**THE REQUEST:**
Only a number is wanted: how many lines in the records below contain "一学期的工作已经结束了"?
═════ RECORDS FOR THE EXERCISE ═════
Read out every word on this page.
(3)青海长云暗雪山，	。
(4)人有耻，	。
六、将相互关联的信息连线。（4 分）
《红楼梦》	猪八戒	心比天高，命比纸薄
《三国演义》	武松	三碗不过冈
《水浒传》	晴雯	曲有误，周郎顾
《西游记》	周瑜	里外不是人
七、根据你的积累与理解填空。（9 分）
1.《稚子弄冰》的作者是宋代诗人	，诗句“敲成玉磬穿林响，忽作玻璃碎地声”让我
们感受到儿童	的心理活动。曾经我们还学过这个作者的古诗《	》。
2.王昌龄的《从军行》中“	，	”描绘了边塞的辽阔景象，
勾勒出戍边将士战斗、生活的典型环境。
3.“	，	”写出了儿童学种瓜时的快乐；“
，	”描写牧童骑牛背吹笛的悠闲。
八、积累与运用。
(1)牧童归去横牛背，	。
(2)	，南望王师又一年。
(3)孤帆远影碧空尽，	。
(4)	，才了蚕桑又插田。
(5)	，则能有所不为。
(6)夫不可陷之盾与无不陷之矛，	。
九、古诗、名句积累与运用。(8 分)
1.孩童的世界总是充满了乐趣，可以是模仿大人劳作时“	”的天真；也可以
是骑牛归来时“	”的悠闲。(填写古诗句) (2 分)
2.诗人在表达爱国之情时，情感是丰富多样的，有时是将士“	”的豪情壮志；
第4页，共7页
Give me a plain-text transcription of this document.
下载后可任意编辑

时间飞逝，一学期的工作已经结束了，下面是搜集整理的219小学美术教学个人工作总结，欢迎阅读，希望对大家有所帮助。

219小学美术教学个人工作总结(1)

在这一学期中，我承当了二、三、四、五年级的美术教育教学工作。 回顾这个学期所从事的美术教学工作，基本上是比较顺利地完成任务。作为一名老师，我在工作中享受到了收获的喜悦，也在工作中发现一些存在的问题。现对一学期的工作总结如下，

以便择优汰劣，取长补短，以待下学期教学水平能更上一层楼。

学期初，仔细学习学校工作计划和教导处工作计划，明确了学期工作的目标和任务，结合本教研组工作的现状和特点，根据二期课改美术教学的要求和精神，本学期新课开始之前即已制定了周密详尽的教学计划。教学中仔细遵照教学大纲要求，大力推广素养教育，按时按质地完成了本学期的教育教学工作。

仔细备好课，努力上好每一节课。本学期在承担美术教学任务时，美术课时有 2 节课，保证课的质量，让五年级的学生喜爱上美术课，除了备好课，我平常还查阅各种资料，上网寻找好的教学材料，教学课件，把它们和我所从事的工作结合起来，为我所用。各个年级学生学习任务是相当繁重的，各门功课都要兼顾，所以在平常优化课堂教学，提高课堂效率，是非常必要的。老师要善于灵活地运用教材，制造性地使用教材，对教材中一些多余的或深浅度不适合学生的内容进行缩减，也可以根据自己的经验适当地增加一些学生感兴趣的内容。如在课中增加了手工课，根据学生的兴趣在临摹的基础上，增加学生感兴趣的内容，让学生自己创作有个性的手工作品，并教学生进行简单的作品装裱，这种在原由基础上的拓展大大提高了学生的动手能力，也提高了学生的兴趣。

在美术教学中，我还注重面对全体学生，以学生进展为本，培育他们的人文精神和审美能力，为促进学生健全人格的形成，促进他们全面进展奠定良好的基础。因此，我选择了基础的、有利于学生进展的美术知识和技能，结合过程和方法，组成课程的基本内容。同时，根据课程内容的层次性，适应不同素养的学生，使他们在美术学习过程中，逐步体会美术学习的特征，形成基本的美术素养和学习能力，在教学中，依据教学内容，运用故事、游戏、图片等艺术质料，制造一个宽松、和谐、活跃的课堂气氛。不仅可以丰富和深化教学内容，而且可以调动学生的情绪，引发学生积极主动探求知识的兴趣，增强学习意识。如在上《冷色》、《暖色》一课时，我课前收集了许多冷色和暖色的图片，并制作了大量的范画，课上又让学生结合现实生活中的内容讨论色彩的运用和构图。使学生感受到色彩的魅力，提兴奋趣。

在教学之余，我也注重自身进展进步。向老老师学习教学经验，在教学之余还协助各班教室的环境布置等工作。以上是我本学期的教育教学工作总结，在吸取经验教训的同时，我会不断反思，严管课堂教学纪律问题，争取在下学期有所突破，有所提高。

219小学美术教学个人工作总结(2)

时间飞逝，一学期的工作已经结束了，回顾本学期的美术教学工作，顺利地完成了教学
═════
**RESULT FOR THIS TASK:**
2